Writer blasts Playboy for dropped HK novel extract

PUBLISHED : Sunday, 10 August, 1997, 12:00am
UPDATED : Sunday, 10 August, 1997, 12:00am

NOVELIST Paul Theroux has blasted Playboy magazine editors for refusing to print an extract from his recently-published novel, set in Hong Kong, lest it disrupt sales of spin-off products in mainland China.

In today's Sunday Morning Post, Theroux alleges that, by accepting and then refusing to print an extract from Kowloon Tong, the magazine's editors were 'standing shoulder to shoulder' with the Chinese officials who appear to have banned his book.

He writes: 'No part of a woman's anatomy is spared the scrutiny of Playboy's photographers, but it seems there are certain political or cultural concepts which are forbidden or at least regarded as dangerous or ambiguous.' Attempts to have the book published in China have collapsed after Beijing's Office of Press and Publications complained about its 'inaccurate depiction of mainland Chinese businessmen in Hong Kong, in particular mainland Chinese businessmen from the People's Liberation Army'.

A central character in the book is Mr Hung, a 'slug-like' PLA-linked businessman who appears to stop at nothing to get control of a British-owned clothing factory.

Playboy managing editor Jonathan Black said his magazine had dropped an extract after senior management had written memos expressing 'concern' about the book's impact on the lucrative market for Playboy products in China.

'However, I made the decision and I had not read those memos myself,' he said.

**Available data**.
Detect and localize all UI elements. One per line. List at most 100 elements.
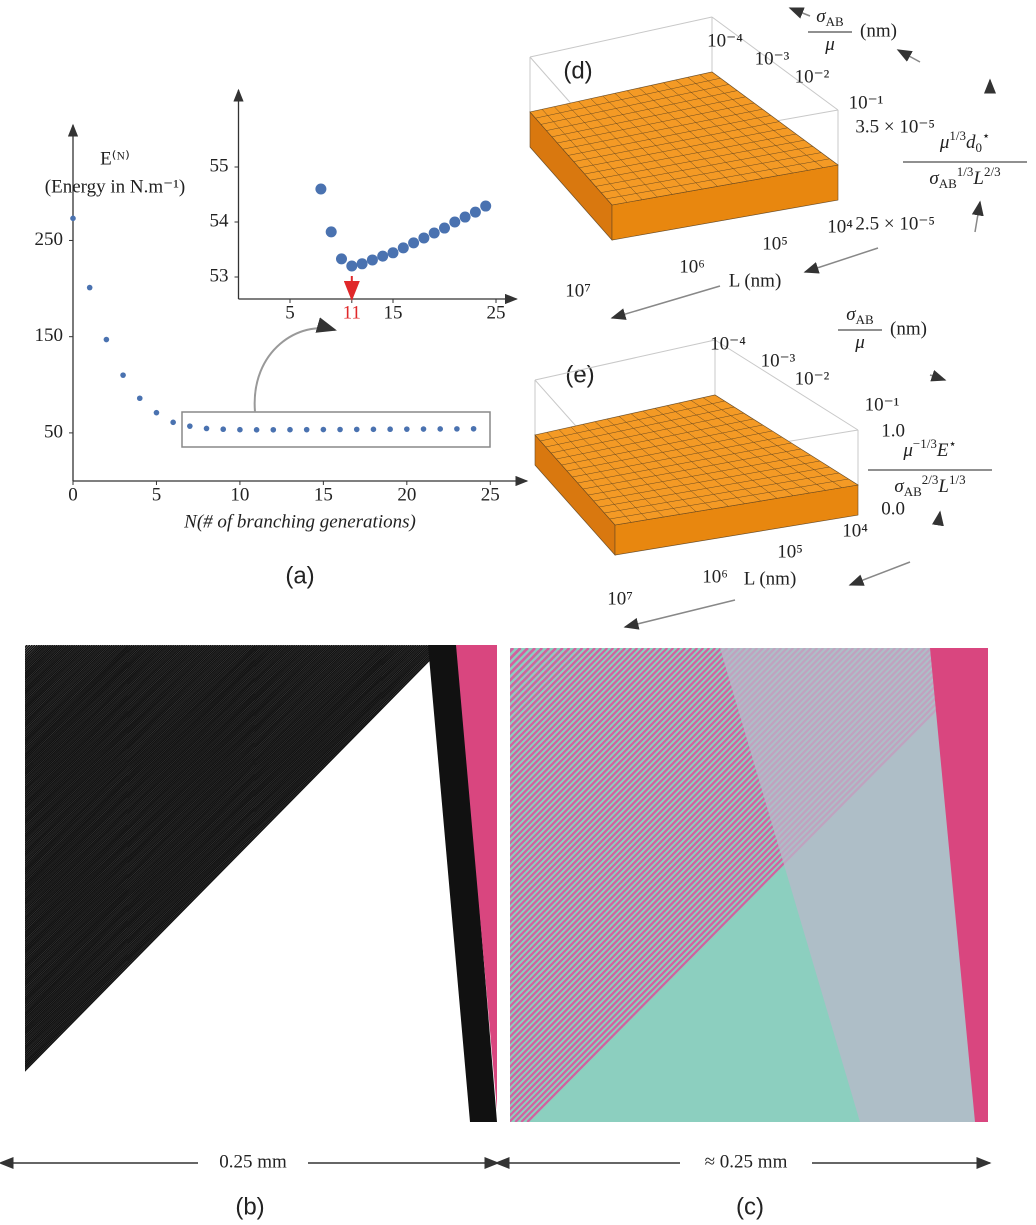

**What you need to do**.
**1.** Reproduce the passage of the Playboy news article from "NOVELIST Paul Theroux" up to and including "in mainland China.".
**2.** Extend the news article on Paul Theroux's dispute with Playboy, beginning after its last sentence.

**Solved tasks**.
**1.**
NOVELIST Paul Theroux has blasted Playboy magazine editors for refusing to print an extract from his recently-published novel, set in Hong Kong, lest it disrupt sales of spin-off products in mainland China.

**2.**
He said that the extract was dropped because the magazine was 'overdosing' on Hong Kong.

Ironically, Playboy is leading a challenge to censorship of Cable TV in the US, alleging it infringes free speech.

Playboy's Hong Kong licensee, Chaifa Holdings, has more than 500 outlets in China, and annual sales of its clothing, shoes and other products unrelated to the magazine top HK$300 million.

Based on information provided to the stock exchange, Playboy in the United States will easily make more than US$1 million (HK$7.73 million) a year in licence fees from China.

John Chan Chun-tong, Chaifa's chairman, said Playboy had no circulation in China apart from Hong Kong. Mainland consumers did not even know about the brand's link with the magazine.

'The magazine's sales in Hong Kong are only a small amount,' Mr Chan said.

The English version of Kowloon Tong, published by Penguin, is still freely available in Hong Kong.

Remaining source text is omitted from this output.